= YOUR INSTRUCTIONS =
In this exercise, return only the lines that run from the line with "Parse this screenshot: output" to the end of the entries below, both included. Pictures are not copied.

(Stored data entries)

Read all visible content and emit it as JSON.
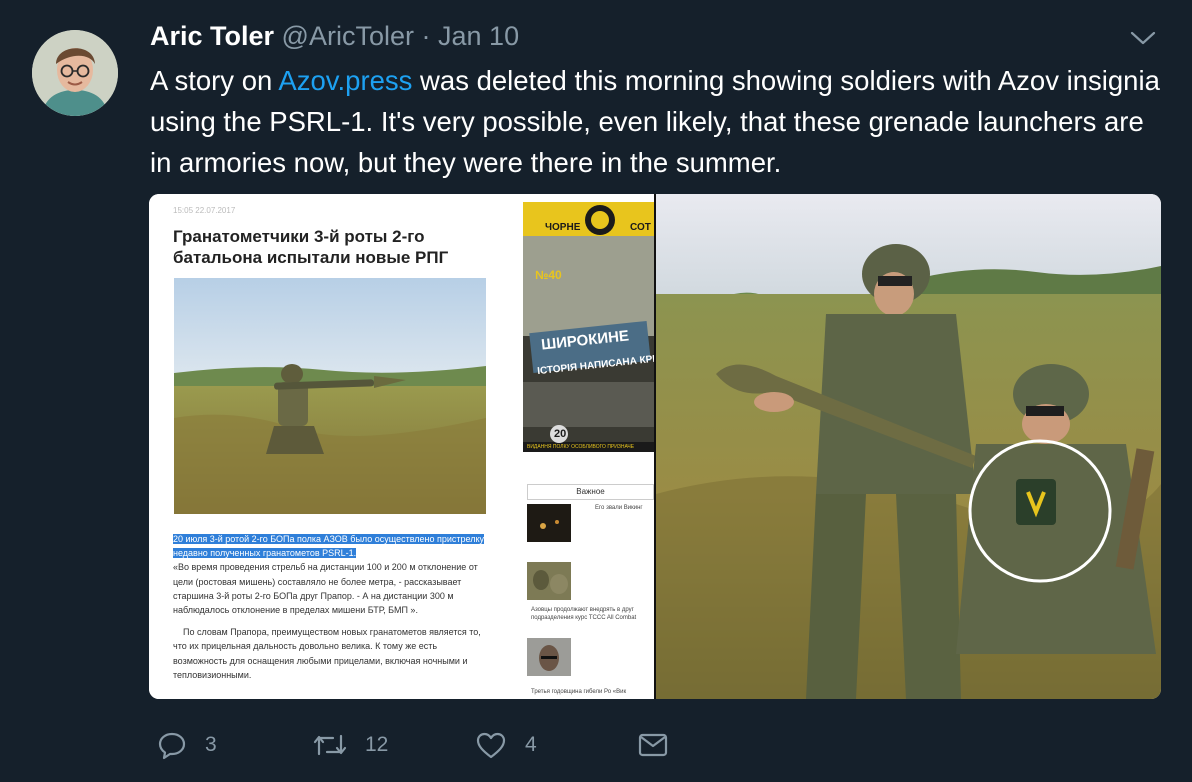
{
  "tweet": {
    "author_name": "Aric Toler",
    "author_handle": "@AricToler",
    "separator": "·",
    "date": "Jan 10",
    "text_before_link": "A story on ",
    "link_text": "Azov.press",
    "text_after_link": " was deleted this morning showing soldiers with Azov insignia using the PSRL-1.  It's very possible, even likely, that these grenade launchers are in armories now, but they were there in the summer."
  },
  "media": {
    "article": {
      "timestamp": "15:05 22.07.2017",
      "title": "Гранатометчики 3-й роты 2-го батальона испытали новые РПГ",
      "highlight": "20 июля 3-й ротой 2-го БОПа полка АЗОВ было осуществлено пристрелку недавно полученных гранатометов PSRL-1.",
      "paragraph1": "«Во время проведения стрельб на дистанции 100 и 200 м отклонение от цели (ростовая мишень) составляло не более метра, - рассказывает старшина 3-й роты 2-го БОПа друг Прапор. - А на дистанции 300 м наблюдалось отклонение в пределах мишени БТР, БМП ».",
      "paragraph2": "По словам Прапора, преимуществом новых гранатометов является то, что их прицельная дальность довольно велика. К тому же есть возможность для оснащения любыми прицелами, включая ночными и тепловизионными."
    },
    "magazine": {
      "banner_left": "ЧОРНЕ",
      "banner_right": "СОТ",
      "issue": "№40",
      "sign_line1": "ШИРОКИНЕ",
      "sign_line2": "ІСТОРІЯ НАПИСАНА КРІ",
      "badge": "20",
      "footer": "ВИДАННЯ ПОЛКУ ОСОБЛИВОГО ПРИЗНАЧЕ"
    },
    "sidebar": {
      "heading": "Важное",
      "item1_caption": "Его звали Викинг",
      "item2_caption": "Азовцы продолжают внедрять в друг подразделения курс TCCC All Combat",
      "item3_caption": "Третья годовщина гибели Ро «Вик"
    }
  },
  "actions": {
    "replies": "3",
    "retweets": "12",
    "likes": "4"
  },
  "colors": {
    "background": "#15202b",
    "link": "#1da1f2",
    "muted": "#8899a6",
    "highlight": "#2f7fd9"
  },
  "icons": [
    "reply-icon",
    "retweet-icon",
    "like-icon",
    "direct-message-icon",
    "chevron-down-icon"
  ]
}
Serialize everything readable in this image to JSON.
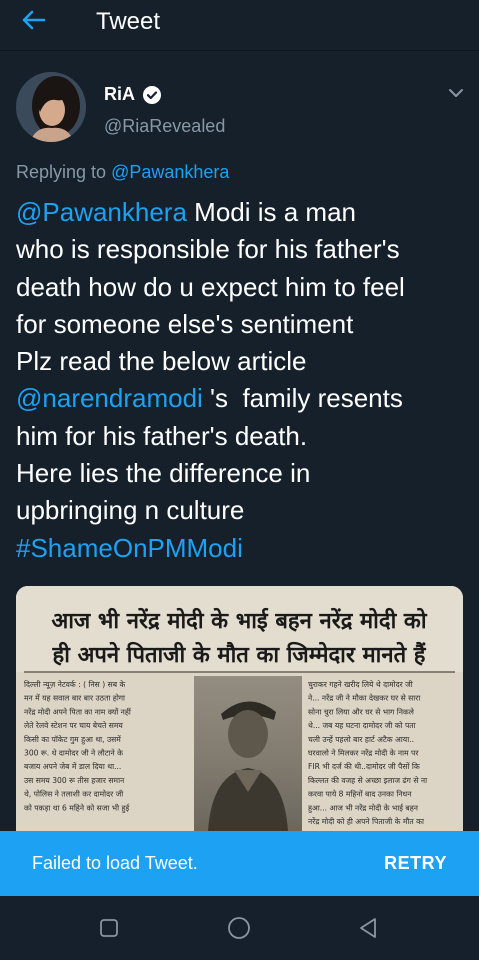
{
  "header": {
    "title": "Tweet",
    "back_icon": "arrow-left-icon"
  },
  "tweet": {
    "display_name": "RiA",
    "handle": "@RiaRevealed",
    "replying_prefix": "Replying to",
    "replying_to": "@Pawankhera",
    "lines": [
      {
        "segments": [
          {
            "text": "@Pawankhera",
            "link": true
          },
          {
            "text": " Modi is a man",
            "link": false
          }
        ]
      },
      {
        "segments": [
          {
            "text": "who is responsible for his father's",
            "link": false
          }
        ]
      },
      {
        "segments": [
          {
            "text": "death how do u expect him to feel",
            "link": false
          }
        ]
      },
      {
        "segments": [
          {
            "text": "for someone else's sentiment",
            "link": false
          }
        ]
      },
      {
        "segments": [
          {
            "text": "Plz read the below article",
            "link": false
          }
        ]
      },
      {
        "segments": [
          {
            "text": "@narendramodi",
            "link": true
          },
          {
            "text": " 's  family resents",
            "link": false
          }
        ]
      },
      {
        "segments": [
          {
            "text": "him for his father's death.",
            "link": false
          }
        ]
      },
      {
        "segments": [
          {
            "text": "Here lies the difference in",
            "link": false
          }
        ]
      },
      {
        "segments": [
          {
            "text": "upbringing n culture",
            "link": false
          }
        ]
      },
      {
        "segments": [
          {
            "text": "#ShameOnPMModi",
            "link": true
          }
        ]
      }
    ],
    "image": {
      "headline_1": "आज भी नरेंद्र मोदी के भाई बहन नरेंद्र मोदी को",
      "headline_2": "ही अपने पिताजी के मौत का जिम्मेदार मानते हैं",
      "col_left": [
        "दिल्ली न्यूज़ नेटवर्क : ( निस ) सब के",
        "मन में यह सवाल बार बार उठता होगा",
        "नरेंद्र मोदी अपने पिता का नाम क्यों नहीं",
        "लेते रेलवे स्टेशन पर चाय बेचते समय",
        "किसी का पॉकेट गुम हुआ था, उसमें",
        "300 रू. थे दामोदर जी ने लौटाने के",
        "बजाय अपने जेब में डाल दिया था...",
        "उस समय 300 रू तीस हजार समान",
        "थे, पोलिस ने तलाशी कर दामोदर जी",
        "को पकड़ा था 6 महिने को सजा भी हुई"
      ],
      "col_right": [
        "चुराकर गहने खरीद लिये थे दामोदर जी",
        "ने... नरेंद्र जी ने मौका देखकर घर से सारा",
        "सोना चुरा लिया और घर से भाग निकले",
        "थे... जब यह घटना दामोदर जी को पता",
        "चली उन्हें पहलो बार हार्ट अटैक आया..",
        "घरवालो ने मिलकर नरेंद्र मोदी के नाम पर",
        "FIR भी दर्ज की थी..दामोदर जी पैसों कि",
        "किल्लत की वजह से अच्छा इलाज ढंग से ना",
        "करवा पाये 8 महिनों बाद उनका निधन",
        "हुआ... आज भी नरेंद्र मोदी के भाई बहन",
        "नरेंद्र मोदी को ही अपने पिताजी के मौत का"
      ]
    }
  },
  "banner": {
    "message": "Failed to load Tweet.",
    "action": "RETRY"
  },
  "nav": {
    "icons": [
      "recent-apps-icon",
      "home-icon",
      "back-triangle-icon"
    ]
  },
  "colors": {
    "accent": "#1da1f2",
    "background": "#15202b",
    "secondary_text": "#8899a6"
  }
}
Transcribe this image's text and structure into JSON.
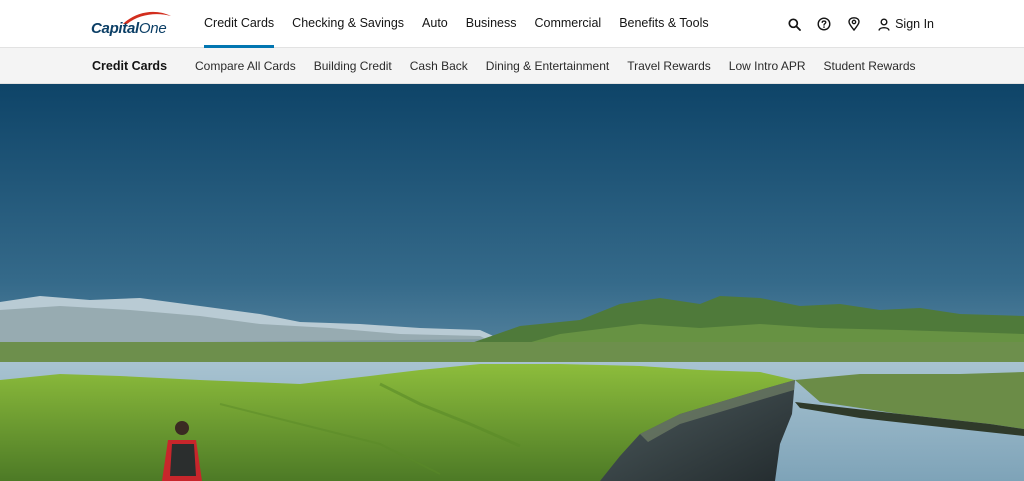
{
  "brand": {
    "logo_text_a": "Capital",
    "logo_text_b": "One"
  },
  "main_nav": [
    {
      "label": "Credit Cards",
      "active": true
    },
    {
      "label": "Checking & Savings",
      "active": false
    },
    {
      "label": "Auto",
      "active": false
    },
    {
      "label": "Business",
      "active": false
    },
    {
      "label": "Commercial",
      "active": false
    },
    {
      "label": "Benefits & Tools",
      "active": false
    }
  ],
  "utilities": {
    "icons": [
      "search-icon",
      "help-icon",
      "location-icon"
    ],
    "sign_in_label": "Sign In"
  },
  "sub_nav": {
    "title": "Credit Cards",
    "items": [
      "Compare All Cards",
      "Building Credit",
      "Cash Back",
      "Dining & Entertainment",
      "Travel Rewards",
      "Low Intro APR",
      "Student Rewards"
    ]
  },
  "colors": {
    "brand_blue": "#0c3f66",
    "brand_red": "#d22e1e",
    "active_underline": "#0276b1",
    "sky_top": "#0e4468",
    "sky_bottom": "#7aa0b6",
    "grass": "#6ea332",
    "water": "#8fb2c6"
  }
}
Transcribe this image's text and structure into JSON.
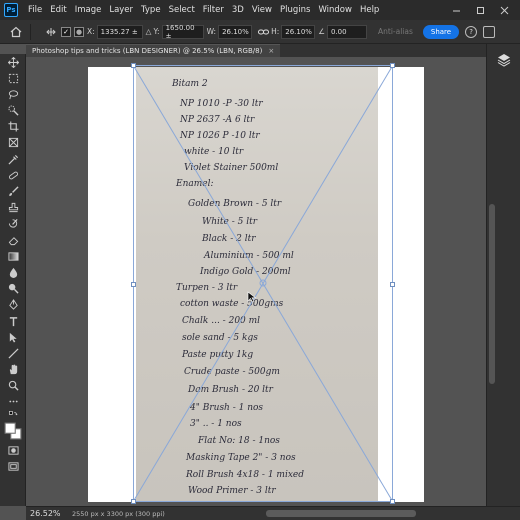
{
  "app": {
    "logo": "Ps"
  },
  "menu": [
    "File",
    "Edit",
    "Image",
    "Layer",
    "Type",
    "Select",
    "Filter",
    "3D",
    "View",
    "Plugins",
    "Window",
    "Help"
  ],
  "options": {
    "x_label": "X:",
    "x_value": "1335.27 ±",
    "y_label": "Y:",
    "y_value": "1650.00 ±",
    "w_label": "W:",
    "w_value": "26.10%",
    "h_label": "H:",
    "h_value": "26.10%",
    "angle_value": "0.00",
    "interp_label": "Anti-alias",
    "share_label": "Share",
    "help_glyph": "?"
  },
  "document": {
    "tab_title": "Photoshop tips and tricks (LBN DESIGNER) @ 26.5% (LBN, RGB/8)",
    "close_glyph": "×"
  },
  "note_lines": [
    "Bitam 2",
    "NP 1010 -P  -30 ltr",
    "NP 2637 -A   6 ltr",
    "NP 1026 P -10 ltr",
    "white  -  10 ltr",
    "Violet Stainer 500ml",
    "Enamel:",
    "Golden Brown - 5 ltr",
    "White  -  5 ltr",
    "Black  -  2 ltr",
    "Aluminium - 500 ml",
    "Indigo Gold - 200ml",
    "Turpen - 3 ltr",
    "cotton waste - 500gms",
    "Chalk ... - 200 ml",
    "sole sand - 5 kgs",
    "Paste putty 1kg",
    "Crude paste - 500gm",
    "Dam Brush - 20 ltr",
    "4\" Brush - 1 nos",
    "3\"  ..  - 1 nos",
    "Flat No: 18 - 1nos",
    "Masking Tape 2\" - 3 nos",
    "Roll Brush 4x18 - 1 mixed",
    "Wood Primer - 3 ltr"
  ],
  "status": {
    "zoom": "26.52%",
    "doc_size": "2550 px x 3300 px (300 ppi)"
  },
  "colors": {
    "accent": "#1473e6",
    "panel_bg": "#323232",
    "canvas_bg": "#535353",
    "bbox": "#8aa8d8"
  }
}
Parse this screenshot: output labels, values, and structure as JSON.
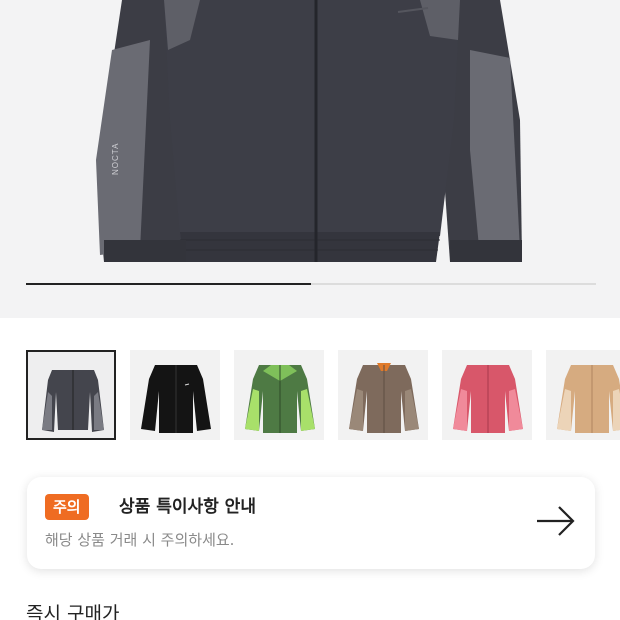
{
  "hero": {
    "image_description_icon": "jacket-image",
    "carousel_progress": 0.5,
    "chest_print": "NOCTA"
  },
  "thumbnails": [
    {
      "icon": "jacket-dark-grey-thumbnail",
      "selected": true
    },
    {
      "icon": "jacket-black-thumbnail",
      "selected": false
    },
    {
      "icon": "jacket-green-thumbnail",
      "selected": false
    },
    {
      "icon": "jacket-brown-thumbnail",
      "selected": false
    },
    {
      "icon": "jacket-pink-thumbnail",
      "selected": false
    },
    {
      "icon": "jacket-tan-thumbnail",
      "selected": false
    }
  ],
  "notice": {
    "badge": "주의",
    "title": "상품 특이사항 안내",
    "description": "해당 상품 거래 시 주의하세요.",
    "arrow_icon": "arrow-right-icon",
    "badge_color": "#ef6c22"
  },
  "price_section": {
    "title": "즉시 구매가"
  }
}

= FULL RESPONSE =
Parse this screenshot: output labels, values, and structure as JSON.
{
  "hero": {
    "image_description_icon": "jacket-image",
    "carousel_progress": 0.5,
    "chest_print": "NOCTA"
  },
  "thumbnails": [
    {
      "icon": "jacket-dark-grey-thumbnail",
      "selected": true
    },
    {
      "icon": "jacket-black-thumbnail",
      "selected": false
    },
    {
      "icon": "jacket-green-thumbnail",
      "selected": false
    },
    {
      "icon": "jacket-brown-thumbnail",
      "selected": false
    },
    {
      "icon": "jacket-pink-thumbnail",
      "selected": false
    },
    {
      "icon": "jacket-tan-thumbnail",
      "selected": false
    }
  ],
  "notice": {
    "badge": "주의",
    "title": "상품 특이사항 안내",
    "description": "해당 상품 거래 시 주의하세요.",
    "arrow_icon": "arrow-right-icon",
    "badge_color": "#ef6c22"
  },
  "price_section": {
    "title": "즉시 구매가"
  }
}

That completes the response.